Goal:
Identify every line in the records below that contains the word "coups", and reproduce each one.

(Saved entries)
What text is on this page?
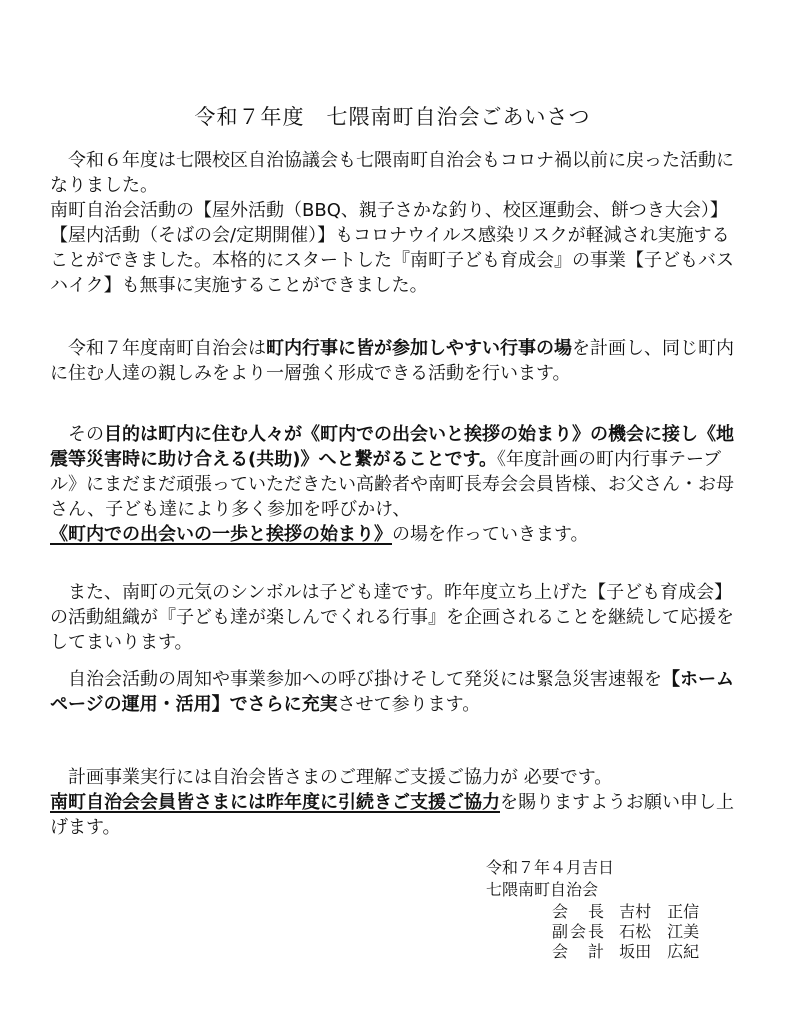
令和７年度　七隈南町自治会ごあいさつ

　令和６年度は七隈校区自治協議会も七隈南町自治会もコロナ禍以前に戻った活動になりました。
南町自治会活動の【屋外活動（BBQ、親子さかな釣り、校区運動会、餅つき大会）】【屋内活動（そばの会/定期開催）】もコロナウイルス感染リスクが軽減され実施することができました。本格的にスタートした『南町子ども育成会』の事業【子どもバスハイク】も無事に実施することができました。

　令和７年度南町自治会は町内行事に皆が参加しやすい行事の場を計画し、同じ町内に住む人達の親しみをより一層強く形成できる活動を行います。

　その目的は町内に住む人々が《町内での出会いと挨拶の始まり》の機会に接し《地震等災害時に助け合える(共助)》へと繋がることです。《年度計画の町内行事テーブル》にまだまだ頑張っていただきたい高齢者や南町長寿会会員皆様、お父さん・お母さん、子ども達により多く参加を呼びかけ、《町内での出会いの一歩と挨拶の始まり》の場を作っていきます。

　また、南町の元気のシンボルは子ども達です。昨年度立ち上げた【子ども育成会】の活動組織が『子ども達が楽しんでくれる行事』を企画されることを継続して応援をしてまいります。

　自治会活動の周知や事業参加への呼び掛けそして発災には緊急災害速報を【ホームページの運用・活用】でさらに充実させて参ります。

　計画事業実行には自治会皆さまのご理解ご支援ご協力が 必要です。
南町自治会会員皆さまには昨年度に引続きご支援ご協力を賜りますようお願い申し上げます。

令和７年４月吉日
七隈南町自治会
会　長 吉村　正信
副会長 石松　江美
会　計 坂田　広紀
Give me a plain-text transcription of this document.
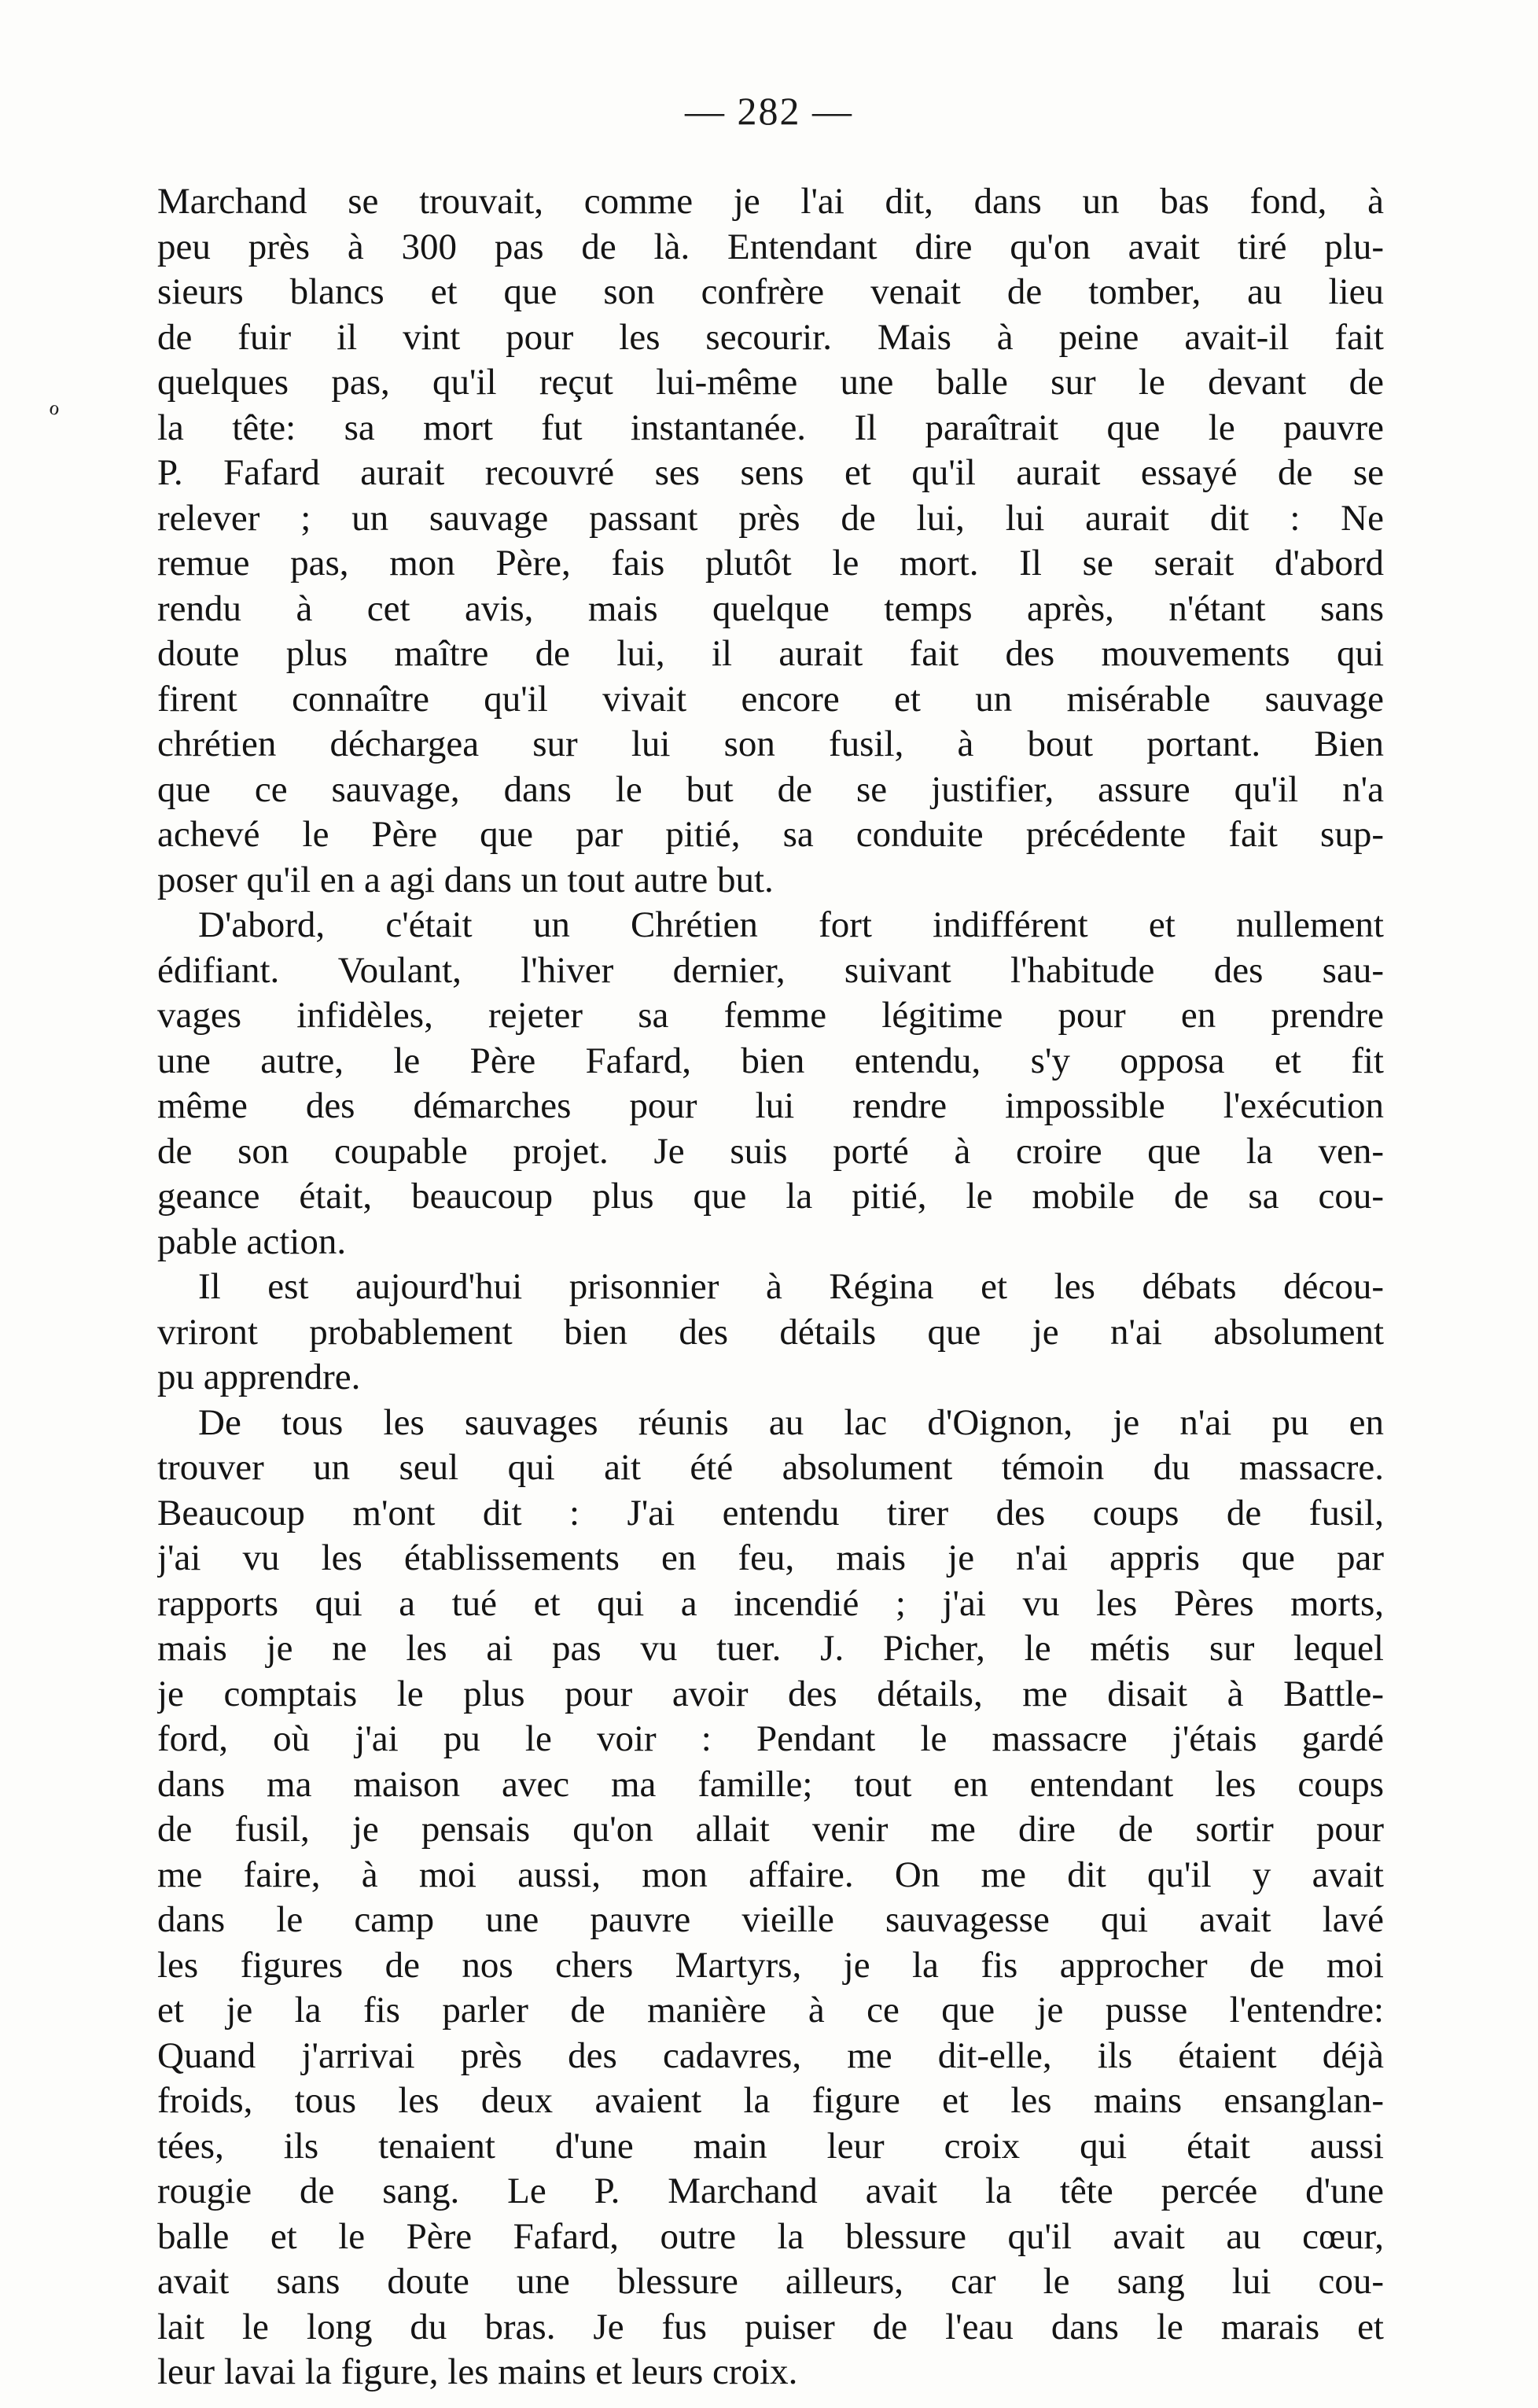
— 282 —
ℴ
Marchand se trouvait, comme je l'ai dit, dans un bas fond, à
peu près à 300 pas de là. Entendant dire qu'on avait tiré plu-
sieurs blancs et que son confrère venait de tomber, au lieu
de fuir il vint pour les secourir. Mais à peine avait-il fait
quelques pas, qu'il reçut lui-même une balle sur le devant de
la tête: sa mort fut instantanée. Il paraîtrait que le pauvre
P. Fafard aurait recouvré ses sens et qu'il aurait essayé de se
relever ; un sauvage passant près de lui, lui aurait dit : Ne
remue pas, mon Père, fais plutôt le mort. Il se serait d'abord
rendu à cet avis, mais quelque temps après, n'étant sans
doute plus maître de lui, il aurait fait des mouvements qui
firent connaître qu'il vivait encore et un misérable sauvage
chrétien déchargea sur lui son fusil, à bout portant. Bien
que ce sauvage, dans le but de se justifier, assure qu'il n'a
achevé le Père que par pitié, sa conduite précédente fait sup-
poser qu'il en a agi dans un tout autre but.
D'abord, c'était un Chrétien fort indifférent et nullement
édifiant. Voulant, l'hiver dernier, suivant l'habitude des sau-
vages infidèles, rejeter sa femme légitime pour en prendre
une autre, le Père Fafard, bien entendu, s'y opposa et fit
même des démarches pour lui rendre impossible l'exécution
de son coupable projet. Je suis porté à croire que la ven-
geance était, beaucoup plus que la pitié, le mobile de sa cou-
pable action.
Il est aujourd'hui prisonnier à Régina et les débats décou-
vriront probablement bien des détails que je n'ai absolument
pu apprendre.
De tous les sauvages réunis au lac d'Oignon, je n'ai pu en
trouver un seul qui ait été absolument témoin du massacre.
Beaucoup m'ont dit : J'ai entendu tirer des coups de fusil,
j'ai vu les établissements en feu, mais je n'ai appris que par
rapports qui a tué et qui a incendié ; j'ai vu les Pères morts,
mais je ne les ai pas vu tuer. J. Picher, le métis sur lequel
je comptais le plus pour avoir des détails, me disait à Battle-
ford, où j'ai pu le voir : Pendant le massacre j'étais gardé
dans ma maison avec ma famille; tout en entendant les coups
de fusil, je pensais qu'on allait venir me dire de sortir pour
me faire, à moi aussi, mon affaire. On me dit qu'il y avait
dans le camp une pauvre vieille sauvagesse qui avait lavé
les figures de nos chers Martyrs, je la fis approcher de moi
et je la fis parler de manière à ce que je pusse l'entendre:
Quand j'arrivai près des cadavres, me dit-elle, ils étaient déjà
froids, tous les deux avaient la figure et les mains ensanglan-
tées, ils tenaient d'une main leur croix qui était aussi
rougie de sang. Le P. Marchand avait la tête percée d'une
balle et le Père Fafard, outre la blessure qu'il avait au cœur,
avait sans doute une blessure ailleurs, car le sang lui cou-
lait le long du bras. Je fus puiser de l'eau dans le marais et
leur lavai la figure, les mains et leurs croix.
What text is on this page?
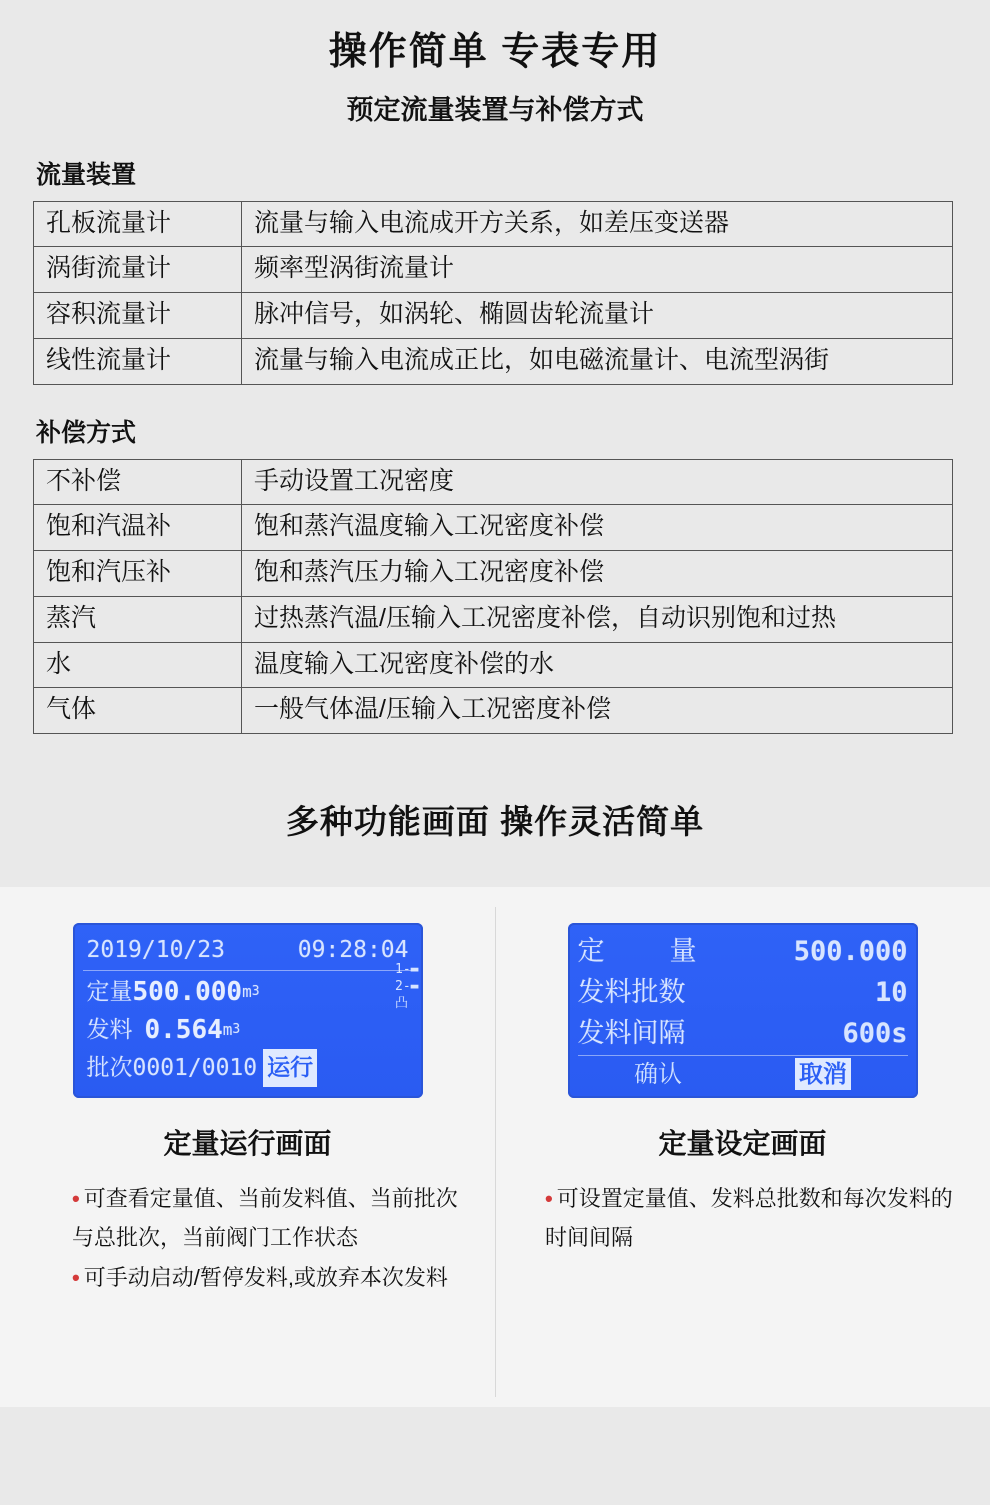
操作简单 专表专用
预定流量装置与补偿方式
流量装置
孔板流量计	流量与输入电流成开方关系，如差压变送器
涡街流量计	频率型涡街流量计
容积流量计	脉冲信号，如涡轮、椭圆齿轮流量计
线性流量计	流量与输入电流成正比，如电磁流量计、电流型涡街
补偿方式
不补偿	手动设置工况密度
饱和汽温补	饱和蒸汽温度输入工况密度补偿
饱和汽压补	饱和蒸汽压力输入工况密度补偿
蒸汽	过热蒸汽温/压输入工况密度补偿，自动识别饱和过热
水	温度输入工况密度补偿的水
气体	一般气体温/压输入工况密度补偿
多种功能画面 操作灵活简单
2019/10/23	09:28:04
定量 500.000 m 3
发料 0.564 m 3
批次 0001/0010 运行
1-▬
2-▬
凸
定量运行画面
• 可查看定量值、当前发料值、当前批次与总批次，当前阀门工作状态
• 可手动启动/暂停发料,或放弃本次发料
定    量	500.000
发料批数	10
发料间隔	600s
确认	取消
定量设定画面
• 可设置定量值、发料总批数和每次发料的时间间隔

Problem solution:
Beaucoup m'ont dit : J'ai entendu tirer des coups de fusil,
dans ma maison avec ma famille; tout en entendant les coups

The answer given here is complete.